PROBLEM TO WORK ON → Write the records below out again exactly as given, with no images.
## BEGIN DATA ROWS
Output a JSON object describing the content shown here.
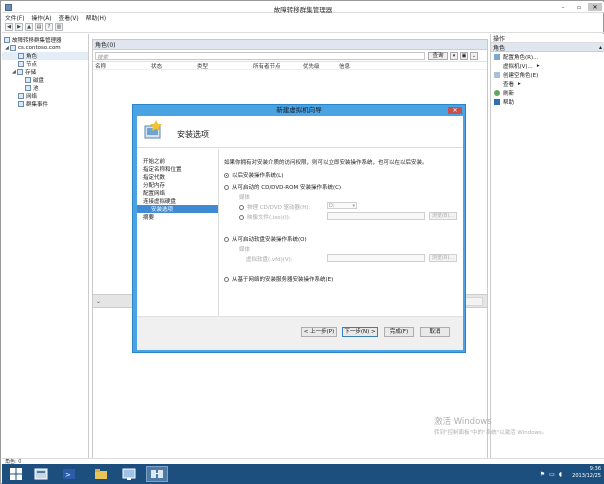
{
  "window": {
    "title": "故障转移群集管理器"
  },
  "menu": [
    "文件(F)",
    "操作(A)",
    "查看(V)",
    "帮助(H)"
  ],
  "tree": [
    {
      "label": "故障转移群集管理器",
      "icon": "cluster-manager-icon",
      "indent": 0
    },
    {
      "label": "cs.contoso.com",
      "icon": "cluster-icon",
      "indent": 1
    },
    {
      "label": "角色",
      "icon": "roles-icon",
      "indent": 2
    },
    {
      "label": "节点",
      "icon": "nodes-icon",
      "indent": 2
    },
    {
      "label": "存储",
      "icon": "storage-icon",
      "indent": 2
    },
    {
      "label": "磁盘",
      "icon": "disk-icon",
      "indent": 3
    },
    {
      "label": "池",
      "icon": "pool-icon",
      "indent": 3
    },
    {
      "label": "网络",
      "icon": "network-icon",
      "indent": 2
    },
    {
      "label": "群集事件",
      "icon": "events-icon",
      "indent": 2
    }
  ],
  "roles": {
    "header": "角色(0)",
    "search_placeholder": "搜索",
    "query_label": "查询",
    "columns": [
      "名称",
      "状态",
      "类型",
      "所有者节点",
      "优先级",
      "信息"
    ]
  },
  "actions": {
    "header": "操作",
    "section": "角色",
    "items": [
      {
        "label": "配置角色(R)...",
        "icon": "configure-role-icon"
      },
      {
        "label": "虚拟机(V)...",
        "icon": "virtual-machine-icon"
      },
      {
        "label": "创建空角色(E)",
        "icon": "empty-role-icon"
      },
      {
        "label": "查看",
        "icon": "view-icon"
      },
      {
        "label": "刷新",
        "icon": "refresh-icon"
      },
      {
        "label": "帮助",
        "icon": "help-icon"
      }
    ]
  },
  "wizard": {
    "title": "新建虚拟机向导",
    "page_title": "安装选项",
    "steps": [
      {
        "label": "开始之前",
        "sub": false,
        "active": false
      },
      {
        "label": "指定名称和位置",
        "sub": false,
        "active": false
      },
      {
        "label": "指定代数",
        "sub": false,
        "active": false
      },
      {
        "label": "分配内存",
        "sub": false,
        "active": false
      },
      {
        "label": "配置网络",
        "sub": false,
        "active": false
      },
      {
        "label": "连接虚拟硬盘",
        "sub": false,
        "active": false
      },
      {
        "label": "安装选项",
        "sub": true,
        "active": true
      },
      {
        "label": "摘要",
        "sub": false,
        "active": false
      }
    ],
    "intro": "如果你拥有对安装介质的访问权限，则可以立即安装操作系统，也可以在以后安装。",
    "options": {
      "later": "以后安装操作系统(L)",
      "cd_dvd": "从可启动的 CD/DVD-ROM 安装操作系统(C)",
      "media_label": "媒体",
      "physical_drive": "物理 CD/DVD 驱动器(H):",
      "drive_value": "D:",
      "image_file": "映像文件(.iso)(I):",
      "browse": "浏览(B)...",
      "floppy": "从可启动软盘安装操作系统(O)",
      "floppy_media": "媒体",
      "virtual_floppy": "虚拟软盘(.vfd)(V):",
      "browse2": "浏览(R)...",
      "network": "从基于网络的安装服务器安装操作系统(E)"
    },
    "buttons": {
      "prev": "< 上一步(P)",
      "next": "下一步(N) >",
      "finish": "完成(F)",
      "cancel": "取消"
    }
  },
  "statusbar": {
    "text": "角色: 0"
  },
  "watermark": {
    "line1": "激活 Windows",
    "line2": "转到\"控制面板\"中的\"系统\"以激活 Windows。"
  },
  "taskbar": {
    "time": "9:36",
    "date": "2013/12/25"
  },
  "colors": {
    "accent": "#4aa3e3",
    "taskbar": "#1d4f7e",
    "selection": "#3f8bd3"
  }
}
## END DATA ROWS
SOLUTION TO THIS PROBLEM →
Output a JSON object describing the content shown here.
{
  "window": {
    "title": "故障转移群集管理器"
  },
  "menu": [
    "文件(F)",
    "操作(A)",
    "查看(V)",
    "帮助(H)"
  ],
  "tree": [
    {
      "label": "故障转移群集管理器",
      "icon": "cluster-manager-icon",
      "indent": 0
    },
    {
      "label": "cs.contoso.com",
      "icon": "cluster-icon",
      "indent": 1
    },
    {
      "label": "角色",
      "icon": "roles-icon",
      "indent": 2
    },
    {
      "label": "节点",
      "icon": "nodes-icon",
      "indent": 2
    },
    {
      "label": "存储",
      "icon": "storage-icon",
      "indent": 2
    },
    {
      "label": "磁盘",
      "icon": "disk-icon",
      "indent": 3
    },
    {
      "label": "池",
      "icon": "pool-icon",
      "indent": 3
    },
    {
      "label": "网络",
      "icon": "network-icon",
      "indent": 2
    },
    {
      "label": "群集事件",
      "icon": "events-icon",
      "indent": 2
    }
  ],
  "roles": {
    "header": "角色(0)",
    "search_placeholder": "搜索",
    "query_label": "查询",
    "columns": [
      "名称",
      "状态",
      "类型",
      "所有者节点",
      "优先级",
      "信息"
    ]
  },
  "actions": {
    "header": "操作",
    "section": "角色",
    "items": [
      {
        "label": "配置角色(R)...",
        "icon": "configure-role-icon"
      },
      {
        "label": "虚拟机(V)...",
        "icon": "virtual-machine-icon"
      },
      {
        "label": "创建空角色(E)",
        "icon": "empty-role-icon"
      },
      {
        "label": "查看",
        "icon": "view-icon"
      },
      {
        "label": "刷新",
        "icon": "refresh-icon"
      },
      {
        "label": "帮助",
        "icon": "help-icon"
      }
    ]
  },
  "wizard": {
    "title": "新建虚拟机向导",
    "page_title": "安装选项",
    "steps": [
      {
        "label": "开始之前",
        "sub": false,
        "active": false
      },
      {
        "label": "指定名称和位置",
        "sub": false,
        "active": false
      },
      {
        "label": "指定代数",
        "sub": false,
        "active": false
      },
      {
        "label": "分配内存",
        "sub": false,
        "active": false
      },
      {
        "label": "配置网络",
        "sub": false,
        "active": false
      },
      {
        "label": "连接虚拟硬盘",
        "sub": false,
        "active": false
      },
      {
        "label": "安装选项",
        "sub": true,
        "active": true
      },
      {
        "label": "摘要",
        "sub": false,
        "active": false
      }
    ],
    "intro": "如果你拥有对安装介质的访问权限，则可以立即安装操作系统，也可以在以后安装。",
    "options": {
      "later": "以后安装操作系统(L)",
      "cd_dvd": "从可启动的 CD/DVD-ROM 安装操作系统(C)",
      "media_label": "媒体",
      "physical_drive": "物理 CD/DVD 驱动器(H):",
      "drive_value": "D:",
      "image_file": "映像文件(.iso)(I):",
      "browse": "浏览(B)...",
      "floppy": "从可启动软盘安装操作系统(O)",
      "floppy_media": "媒体",
      "virtual_floppy": "虚拟软盘(.vfd)(V):",
      "browse2": "浏览(R)...",
      "network": "从基于网络的安装服务器安装操作系统(E)"
    },
    "buttons": {
      "prev": "< 上一步(P)",
      "next": "下一步(N) >",
      "finish": "完成(F)",
      "cancel": "取消"
    }
  },
  "statusbar": {
    "text": "角色: 0"
  },
  "watermark": {
    "line1": "激活 Windows",
    "line2": "转到\"控制面板\"中的\"系统\"以激活 Windows。"
  },
  "taskbar": {
    "time": "9:36",
    "date": "2013/12/25"
  },
  "colors": {
    "accent": "#4aa3e3",
    "taskbar": "#1d4f7e",
    "selection": "#3f8bd3"
  }
}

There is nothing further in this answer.